Input records ▸
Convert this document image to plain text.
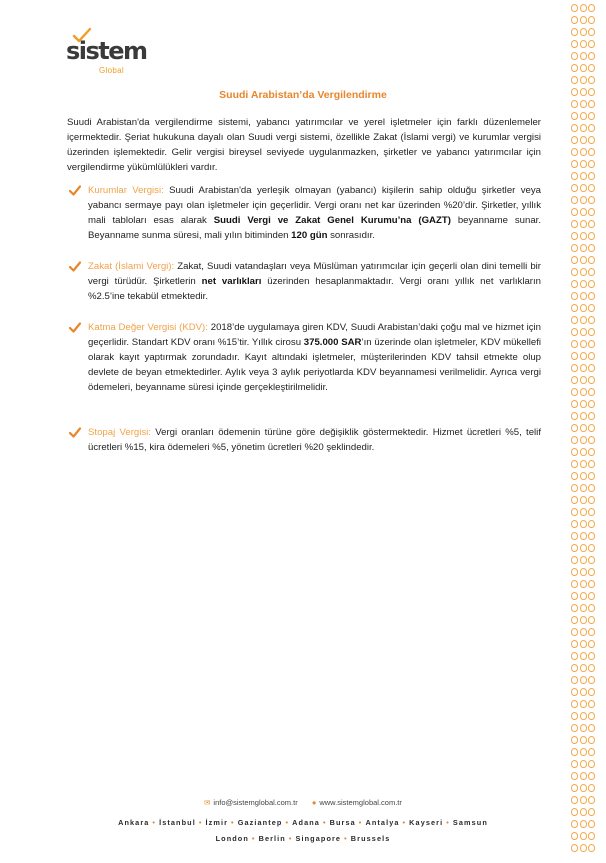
sistem
Global
Suudi Arabistan’da Vergilendirme
Suudi Arabistan'da vergilendirme sistemi, yabancı yatırımcılar ve yerel işletmeler için farklı düzenlemeler içermektedir. Şeriat hukukuna dayalı olan Suudi vergi sistemi, özellikle Zakat (İslami vergi) ve kurumlar vergisi üzerinden işlemektedir. Gelir vergisi bireysel seviyede uygulanmazken, şirketler ve yabancı yatırımcılar için vergilendirme yükümlülükleri vardır.
Kurumlar Vergisi: Suudi Arabistan'da yerleşik olmayan (yabancı) kişilerin sahip olduğu şirketler veya yabancı sermaye payı olan işletmeler için geçerlidir. Vergi oranı net kar üzerinden %20’dir. Şirketler, yıllık mali tabloları esas alarak Suudi Vergi ve Zakat Genel Kurumu’na (GAZT) beyanname sunar. Beyanname sunma süresi, mali yılın bitiminden 120 gün sonrasıdır.
Zakat (İslami Vergi): Zakat, Suudi vatandaşları veya Müslüman yatırımcılar için geçerli olan dini temelli bir vergi türüdür. Şirketlerin net varlıkları üzerinden hesaplanmaktadır. Vergi oranı yıllık net varlıkların %2.5’ine tekabül etmektedir.
Katma Değer Vergisi (KDV): 2018’de uygulamaya giren KDV, Suudi Arabistan’daki çoğu mal ve hizmet için geçerlidir. Standart KDV oranı %15’tir. Yıllık cirosu 375.000 SAR’ın üzerinde olan işletmeler, KDV mükellefi olarak kayıt yaptırmak zorundadır. Kayıt altındaki işletmeler, müşterilerinden KDV tahsil etmekte olup devlete de beyan etmektedirler. Aylık veya 3 aylık periyotlarda KDV beyannamesi verilmelidir. Ayrıca vergi ödemeleri, beyanname süresi içinde gerçekleştirilmelidir.
Stopaj Vergisi: Vergi oranları ödemenin türüne göre değişiklik göstermektedir. Hizmet ücretleri %5, telif ücretleri %15, kira ödemeleri %5, yönetim ücretleri %20 şeklindedir.
✉ info@sistemglobal.com.tr ● www.sistemglobal.com.tr
Ankara • İstanbul • İzmir • Gaziantep • Adana • Bursa • Antalya • Kayseri • Samsun
London • Berlin • Singapore • Brussels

Task statement ▸ Reproduce all entries without any change, and omit the pictures.

Result below ▸
Convert this document image to plain text.
sistem
Global
Suudi Arabistan’da Vergilendirme
Suudi Arabistan'da vergilendirme sistemi, yabancı yatırımcılar ve yerel işletmeler için farklı düzenlemeler içermektedir. Şeriat hukukuna dayalı olan Suudi vergi sistemi, özellikle Zakat (İslami vergi) ve kurumlar vergisi üzerinden işlemektedir. Gelir vergisi bireysel seviyede uygulanmazken, şirketler ve yabancı yatırımcılar için vergilendirme yükümlülükleri vardır.
Kurumlar Vergisi: Suudi Arabistan'da yerleşik olmayan (yabancı) kişilerin sahip olduğu şirketler veya yabancı sermaye payı olan işletmeler için geçerlidir. Vergi oranı net kar üzerinden %20’dir. Şirketler, yıllık mali tabloları esas alarak Suudi Vergi ve Zakat Genel Kurumu’na (GAZT) beyanname sunar. Beyanname sunma süresi, mali yılın bitiminden 120 gün sonrasıdır.
Zakat (İslami Vergi): Zakat, Suudi vatandaşları veya Müslüman yatırımcılar için geçerli olan dini temelli bir vergi türüdür. Şirketlerin net varlıkları üzerinden hesaplanmaktadır. Vergi oranı yıllık net varlıkların %2.5’ine tekabül etmektedir.
Katma Değer Vergisi (KDV): 2018’de uygulamaya giren KDV, Suudi Arabistan’daki çoğu mal ve hizmet için geçerlidir. Standart KDV oranı %15’tir. Yıllık cirosu 375.000 SAR’ın üzerinde olan işletmeler, KDV mükellefi olarak kayıt yaptırmak zorundadır. Kayıt altındaki işletmeler, müşterilerinden KDV tahsil etmekte olup devlete de beyan etmektedirler. Aylık veya 3 aylık periyotlarda KDV beyannamesi verilmelidir. Ayrıca vergi ödemeleri, beyanname süresi içinde gerçekleştirilmelidir.
Stopaj Vergisi: Vergi oranları ödemenin türüne göre değişiklik göstermektedir. Hizmet ücretleri %5, telif ücretleri %15, kira ödemeleri %5, yönetim ücretleri %20 şeklindedir.
✉ info@sistemglobal.com.tr ● www.sistemglobal.com.tr
Ankara • İstanbul • İzmir • Gaziantep • Adana • Bursa • Antalya • Kayseri • Samsun
London • Berlin • Singapore • Brussels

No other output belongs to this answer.